# The task
List all lines of the data containing the word "typically".

# Records shown
************

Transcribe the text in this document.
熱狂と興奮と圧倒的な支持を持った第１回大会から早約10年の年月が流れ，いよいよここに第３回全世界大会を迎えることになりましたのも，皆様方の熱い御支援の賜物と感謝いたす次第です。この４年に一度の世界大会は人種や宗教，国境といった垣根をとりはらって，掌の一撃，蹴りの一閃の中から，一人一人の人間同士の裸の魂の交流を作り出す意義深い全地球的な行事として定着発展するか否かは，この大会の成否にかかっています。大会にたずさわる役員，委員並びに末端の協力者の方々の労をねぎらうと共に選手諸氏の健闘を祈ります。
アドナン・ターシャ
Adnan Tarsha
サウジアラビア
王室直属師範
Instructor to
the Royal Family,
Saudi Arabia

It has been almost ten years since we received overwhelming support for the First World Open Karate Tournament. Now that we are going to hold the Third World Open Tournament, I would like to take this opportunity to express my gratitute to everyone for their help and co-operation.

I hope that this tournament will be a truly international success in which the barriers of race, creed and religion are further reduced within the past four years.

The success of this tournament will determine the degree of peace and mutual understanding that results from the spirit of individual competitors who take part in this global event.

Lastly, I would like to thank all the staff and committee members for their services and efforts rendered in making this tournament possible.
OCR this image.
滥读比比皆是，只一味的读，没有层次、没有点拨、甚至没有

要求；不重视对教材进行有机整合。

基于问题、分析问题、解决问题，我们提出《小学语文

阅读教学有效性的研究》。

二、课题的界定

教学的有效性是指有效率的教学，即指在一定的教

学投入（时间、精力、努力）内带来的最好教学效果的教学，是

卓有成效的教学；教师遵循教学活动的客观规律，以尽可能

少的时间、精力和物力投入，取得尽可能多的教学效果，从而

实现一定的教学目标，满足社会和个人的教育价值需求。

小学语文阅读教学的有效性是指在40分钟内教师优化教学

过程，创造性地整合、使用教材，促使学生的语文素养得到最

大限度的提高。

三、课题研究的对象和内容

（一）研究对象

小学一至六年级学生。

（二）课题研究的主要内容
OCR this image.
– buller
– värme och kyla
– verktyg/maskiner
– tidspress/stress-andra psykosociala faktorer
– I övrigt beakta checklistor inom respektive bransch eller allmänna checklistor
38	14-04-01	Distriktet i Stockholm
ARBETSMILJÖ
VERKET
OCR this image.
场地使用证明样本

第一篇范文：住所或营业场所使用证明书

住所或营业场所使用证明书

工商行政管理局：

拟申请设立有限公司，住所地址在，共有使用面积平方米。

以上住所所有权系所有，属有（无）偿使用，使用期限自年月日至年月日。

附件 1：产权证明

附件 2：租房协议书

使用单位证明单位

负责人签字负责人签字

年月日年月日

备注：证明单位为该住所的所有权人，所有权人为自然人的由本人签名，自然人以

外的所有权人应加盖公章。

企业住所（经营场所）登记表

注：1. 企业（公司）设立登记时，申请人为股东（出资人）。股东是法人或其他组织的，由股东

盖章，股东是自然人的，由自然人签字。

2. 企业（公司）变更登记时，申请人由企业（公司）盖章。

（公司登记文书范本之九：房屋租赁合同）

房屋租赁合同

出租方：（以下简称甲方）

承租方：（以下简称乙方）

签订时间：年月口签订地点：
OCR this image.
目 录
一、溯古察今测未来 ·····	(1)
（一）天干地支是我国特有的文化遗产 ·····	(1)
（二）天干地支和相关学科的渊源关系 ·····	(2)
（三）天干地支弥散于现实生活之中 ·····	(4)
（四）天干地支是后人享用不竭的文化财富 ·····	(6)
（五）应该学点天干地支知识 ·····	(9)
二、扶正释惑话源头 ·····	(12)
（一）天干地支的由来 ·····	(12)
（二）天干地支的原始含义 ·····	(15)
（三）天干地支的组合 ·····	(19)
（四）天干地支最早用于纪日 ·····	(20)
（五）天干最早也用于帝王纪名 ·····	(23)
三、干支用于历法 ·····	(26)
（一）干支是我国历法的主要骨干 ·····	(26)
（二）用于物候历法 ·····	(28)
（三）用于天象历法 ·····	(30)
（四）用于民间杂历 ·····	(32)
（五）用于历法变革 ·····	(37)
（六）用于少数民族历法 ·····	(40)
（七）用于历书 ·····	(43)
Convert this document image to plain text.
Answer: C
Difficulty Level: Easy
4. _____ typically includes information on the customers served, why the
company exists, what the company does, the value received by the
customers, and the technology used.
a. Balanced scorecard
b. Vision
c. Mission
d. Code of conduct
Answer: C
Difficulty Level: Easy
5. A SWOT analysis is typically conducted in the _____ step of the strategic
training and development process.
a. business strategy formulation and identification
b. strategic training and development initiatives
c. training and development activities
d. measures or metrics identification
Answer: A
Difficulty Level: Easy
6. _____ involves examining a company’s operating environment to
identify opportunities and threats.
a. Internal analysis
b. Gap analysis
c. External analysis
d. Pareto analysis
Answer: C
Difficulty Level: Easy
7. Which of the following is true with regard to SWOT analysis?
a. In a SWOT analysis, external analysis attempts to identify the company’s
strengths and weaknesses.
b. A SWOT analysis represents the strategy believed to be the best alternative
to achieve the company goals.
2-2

************

# Expected output
4. _____ typically includes information on the customers served, why the
5. A SWOT analysis is typically conducted in the _____ step of the strategic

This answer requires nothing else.